• [PROBLEM STATEMENT]: Every entry that follows needs to be repeated exactly.

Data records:
• • •
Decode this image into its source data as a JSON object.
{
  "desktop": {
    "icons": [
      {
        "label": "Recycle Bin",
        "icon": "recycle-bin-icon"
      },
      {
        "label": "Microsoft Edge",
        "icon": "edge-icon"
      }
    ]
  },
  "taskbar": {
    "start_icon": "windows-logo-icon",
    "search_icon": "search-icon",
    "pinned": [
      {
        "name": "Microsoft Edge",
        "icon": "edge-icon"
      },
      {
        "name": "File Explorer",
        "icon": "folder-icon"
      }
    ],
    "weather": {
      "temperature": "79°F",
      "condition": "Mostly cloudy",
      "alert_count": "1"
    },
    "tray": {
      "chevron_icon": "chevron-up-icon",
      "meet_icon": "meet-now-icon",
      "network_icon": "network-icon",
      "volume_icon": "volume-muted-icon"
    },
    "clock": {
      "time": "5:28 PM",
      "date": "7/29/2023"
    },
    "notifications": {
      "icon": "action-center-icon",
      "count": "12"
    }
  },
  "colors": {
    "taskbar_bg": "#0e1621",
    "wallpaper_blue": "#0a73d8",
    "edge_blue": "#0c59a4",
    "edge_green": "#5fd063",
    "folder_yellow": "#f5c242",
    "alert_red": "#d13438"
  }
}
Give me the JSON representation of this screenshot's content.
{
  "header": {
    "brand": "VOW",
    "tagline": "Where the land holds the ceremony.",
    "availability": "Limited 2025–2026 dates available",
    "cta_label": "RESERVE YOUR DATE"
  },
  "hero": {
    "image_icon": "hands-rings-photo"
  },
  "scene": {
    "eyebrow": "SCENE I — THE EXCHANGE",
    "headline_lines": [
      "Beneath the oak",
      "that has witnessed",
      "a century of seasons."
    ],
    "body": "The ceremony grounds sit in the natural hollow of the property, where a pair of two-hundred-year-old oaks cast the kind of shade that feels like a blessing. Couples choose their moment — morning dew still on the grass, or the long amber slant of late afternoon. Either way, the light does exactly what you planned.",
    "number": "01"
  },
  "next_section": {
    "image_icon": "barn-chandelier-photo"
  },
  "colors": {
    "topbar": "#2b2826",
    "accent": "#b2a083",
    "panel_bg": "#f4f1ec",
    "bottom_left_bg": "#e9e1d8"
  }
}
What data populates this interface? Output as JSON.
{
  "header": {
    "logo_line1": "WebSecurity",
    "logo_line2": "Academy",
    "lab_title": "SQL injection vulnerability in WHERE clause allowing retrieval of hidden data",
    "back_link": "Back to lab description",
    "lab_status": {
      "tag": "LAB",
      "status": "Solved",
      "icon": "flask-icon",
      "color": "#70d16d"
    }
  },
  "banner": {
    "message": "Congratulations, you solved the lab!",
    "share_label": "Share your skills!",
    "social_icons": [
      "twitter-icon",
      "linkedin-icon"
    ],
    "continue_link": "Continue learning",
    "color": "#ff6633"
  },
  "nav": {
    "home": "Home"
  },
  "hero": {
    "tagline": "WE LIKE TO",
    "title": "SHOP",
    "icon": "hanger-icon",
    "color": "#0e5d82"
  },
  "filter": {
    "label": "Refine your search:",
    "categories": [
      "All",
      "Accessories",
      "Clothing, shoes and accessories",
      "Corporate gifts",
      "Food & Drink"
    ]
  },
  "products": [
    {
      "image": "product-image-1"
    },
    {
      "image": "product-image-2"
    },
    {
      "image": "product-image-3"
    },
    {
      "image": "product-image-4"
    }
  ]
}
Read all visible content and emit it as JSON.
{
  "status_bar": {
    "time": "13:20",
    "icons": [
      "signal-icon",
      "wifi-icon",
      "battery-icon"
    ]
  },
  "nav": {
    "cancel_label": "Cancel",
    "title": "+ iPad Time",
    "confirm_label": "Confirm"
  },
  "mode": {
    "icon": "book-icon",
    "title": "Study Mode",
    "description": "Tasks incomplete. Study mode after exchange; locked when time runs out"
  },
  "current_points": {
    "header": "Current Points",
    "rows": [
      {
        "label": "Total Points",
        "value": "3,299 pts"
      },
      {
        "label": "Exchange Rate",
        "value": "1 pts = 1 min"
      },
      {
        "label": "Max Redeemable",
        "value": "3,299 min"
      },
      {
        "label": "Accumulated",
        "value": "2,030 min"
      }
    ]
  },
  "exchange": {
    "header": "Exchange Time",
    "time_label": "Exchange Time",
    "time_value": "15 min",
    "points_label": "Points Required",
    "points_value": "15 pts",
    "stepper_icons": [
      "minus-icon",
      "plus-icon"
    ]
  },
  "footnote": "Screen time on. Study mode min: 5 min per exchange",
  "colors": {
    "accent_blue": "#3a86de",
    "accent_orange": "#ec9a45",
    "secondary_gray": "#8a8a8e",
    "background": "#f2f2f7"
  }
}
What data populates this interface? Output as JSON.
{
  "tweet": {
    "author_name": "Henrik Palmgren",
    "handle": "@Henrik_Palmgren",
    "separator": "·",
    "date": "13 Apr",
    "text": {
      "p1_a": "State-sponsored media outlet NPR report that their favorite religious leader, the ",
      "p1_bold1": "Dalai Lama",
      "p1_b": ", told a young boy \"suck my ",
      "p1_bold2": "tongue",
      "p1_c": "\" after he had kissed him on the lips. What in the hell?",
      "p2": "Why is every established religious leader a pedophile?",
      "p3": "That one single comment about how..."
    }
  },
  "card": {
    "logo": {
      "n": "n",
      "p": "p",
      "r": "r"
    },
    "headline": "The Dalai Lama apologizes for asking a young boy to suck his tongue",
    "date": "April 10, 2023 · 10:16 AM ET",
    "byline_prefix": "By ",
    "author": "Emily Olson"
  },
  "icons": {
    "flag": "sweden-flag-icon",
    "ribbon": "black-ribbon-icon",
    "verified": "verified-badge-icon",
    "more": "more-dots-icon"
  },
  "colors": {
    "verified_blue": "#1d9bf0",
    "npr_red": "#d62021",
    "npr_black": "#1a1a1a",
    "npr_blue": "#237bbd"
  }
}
• • •
• [SOLUTION TO THIS EXERCISE]:
Decode this image into its source data as a JSON object.
{
  "desktop": {
    "icons": [
      {
        "label": "Recycle Bin",
        "icon": "recycle-bin-icon"
      },
      {
        "label": "Microsoft Edge",
        "icon": "edge-icon"
      }
    ]
  },
  "taskbar": {
    "start_icon": "windows-logo-icon",
    "search_icon": "search-icon",
    "pinned": [
      {
        "name": "Microsoft Edge",
        "icon": "edge-icon"
      },
      {
        "name": "File Explorer",
        "icon": "folder-icon"
      }
    ],
    "weather": {
      "temperature": "79°F",
      "condition": "Mostly cloudy",
      "alert_count": "1"
    },
    "tray": {
      "chevron_icon": "chevron-up-icon",
      "meet_icon": "meet-now-icon",
      "network_icon": "network-icon",
      "volume_icon": "volume-muted-icon"
    },
    "clock": {
      "time": "5:28 PM",
      "date": "7/29/2023"
    },
    "notifications": {
      "icon": "action-center-icon",
      "count": "12"
    }
  },
  "colors": {
    "taskbar_bg": "#0e1621",
    "wallpaper_blue": "#0a73d8",
    "edge_blue": "#0c59a4",
    "edge_green": "#5fd063",
    "folder_yellow": "#f5c242",
    "alert_red": "#d13438"
  }
}
Give me the JSON representation of this screenshot's content.
{
  "header": {
    "brand": "VOW",
    "tagline": "Where the land holds the ceremony.",
    "availability": "Limited 2025–2026 dates available",
    "cta_label": "RESERVE YOUR DATE"
  },
  "hero": {
    "image_icon": "hands-rings-photo"
  },
  "scene": {
    "eyebrow": "SCENE I — THE EXCHANGE",
    "headline_lines": [
      "Beneath the oak",
      "that has witnessed",
      "a century of seasons."
    ],
    "body": "The ceremony grounds sit in the natural hollow of the property, where a pair of two-hundred-year-old oaks cast the kind of shade that feels like a blessing. Couples choose their moment — morning dew still on the grass, or the long amber slant of late afternoon. Either way, the light does exactly what you planned.",
    "number": "01"
  },
  "next_section": {
    "image_icon": "barn-chandelier-photo"
  },
  "colors": {
    "topbar": "#2b2826",
    "accent": "#b2a083",
    "panel_bg": "#f4f1ec",
    "bottom_left_bg": "#e9e1d8"
  }
}
What data populates this interface? Output as JSON.
{
  "header": {
    "logo_line1": "WebSecurity",
    "logo_line2": "Academy",
    "lab_title": "SQL injection vulnerability in WHERE clause allowing retrieval of hidden data",
    "back_link": "Back to lab description",
    "lab_status": {
      "tag": "LAB",
      "status": "Solved",
      "icon": "flask-icon",
      "color": "#70d16d"
    }
  },
  "banner": {
    "message": "Congratulations, you solved the lab!",
    "share_label": "Share your skills!",
    "social_icons": [
      "twitter-icon",
      "linkedin-icon"
    ],
    "continue_link": "Continue learning",
    "color": "#ff6633"
  },
  "nav": {
    "home": "Home"
  },
  "hero": {
    "tagline": "WE LIKE TO",
    "title": "SHOP",
    "icon": "hanger-icon",
    "color": "#0e5d82"
  },
  "filter": {
    "label": "Refine your search:",
    "categories": [
      "All",
      "Accessories",
      "Clothing, shoes and accessories",
      "Corporate gifts",
      "Food & Drink"
    ]
  },
  "products": [
    {
      "image": "product-image-1"
    },
    {
      "image": "product-image-2"
    },
    {
      "image": "product-image-3"
    },
    {
      "image": "product-image-4"
    }
  ]
}
Read all visible content and emit it as JSON.
{
  "status_bar": {
    "time": "13:20",
    "icons": [
      "signal-icon",
      "wifi-icon",
      "battery-icon"
    ]
  },
  "nav": {
    "cancel_label": "Cancel",
    "title": "+ iPad Time",
    "confirm_label": "Confirm"
  },
  "mode": {
    "icon": "book-icon",
    "title": "Study Mode",
    "description": "Tasks incomplete. Study mode after exchange; locked when time runs out"
  },
  "current_points": {
    "header": "Current Points",
    "rows": [
      {
        "label": "Total Points",
        "value": "3,299 pts"
      },
      {
        "label": "Exchange Rate",
        "value": "1 pts = 1 min"
      },
      {
        "label": "Max Redeemable",
        "value": "3,299 min"
      },
      {
        "label": "Accumulated",
        "value": "2,030 min"
      }
    ]
  },
  "exchange": {
    "header": "Exchange Time",
    "time_label": "Exchange Time",
    "time_value": "15 min",
    "points_label": "Points Required",
    "points_value": "15 pts",
    "stepper_icons": [
      "minus-icon",
      "plus-icon"
    ]
  },
  "footnote": "Screen time on. Study mode min: 5 min per exchange",
  "colors": {
    "accent_blue": "#3a86de",
    "accent_orange": "#ec9a45",
    "secondary_gray": "#8a8a8e",
    "background": "#f2f2f7"
  }
}
What data populates this interface? Output as JSON.
{
  "tweet": {
    "author_name": "Henrik Palmgren",
    "handle": "@Henrik_Palmgren",
    "separator": "·",
    "date": "13 Apr",
    "text": {
      "p1_a": "State-sponsored media outlet NPR report that their favorite religious leader, the ",
      "p1_bold1": "Dalai Lama",
      "p1_b": ", told a young boy \"suck my ",
      "p1_bold2": "tongue",
      "p1_c": "\" after he had kissed him on the lips. What in the hell?",
      "p2": "Why is every established religious leader a pedophile?",
      "p3": "That one single comment about how..."
    }
  },
  "card": {
    "logo": {
      "n": "n",
      "p": "p",
      "r": "r"
    },
    "headline": "The Dalai Lama apologizes for asking a young boy to suck his tongue",
    "date": "April 10, 2023 · 10:16 AM ET",
    "byline_prefix": "By ",
    "author": "Emily Olson"
  },
  "icons": {
    "flag": "sweden-flag-icon",
    "ribbon": "black-ribbon-icon",
    "verified": "verified-badge-icon",
    "more": "more-dots-icon"
  },
  "colors": {
    "verified_blue": "#1d9bf0",
    "npr_red": "#d62021",
    "npr_black": "#1a1a1a",
    "npr_blue": "#237bbd"
  }
}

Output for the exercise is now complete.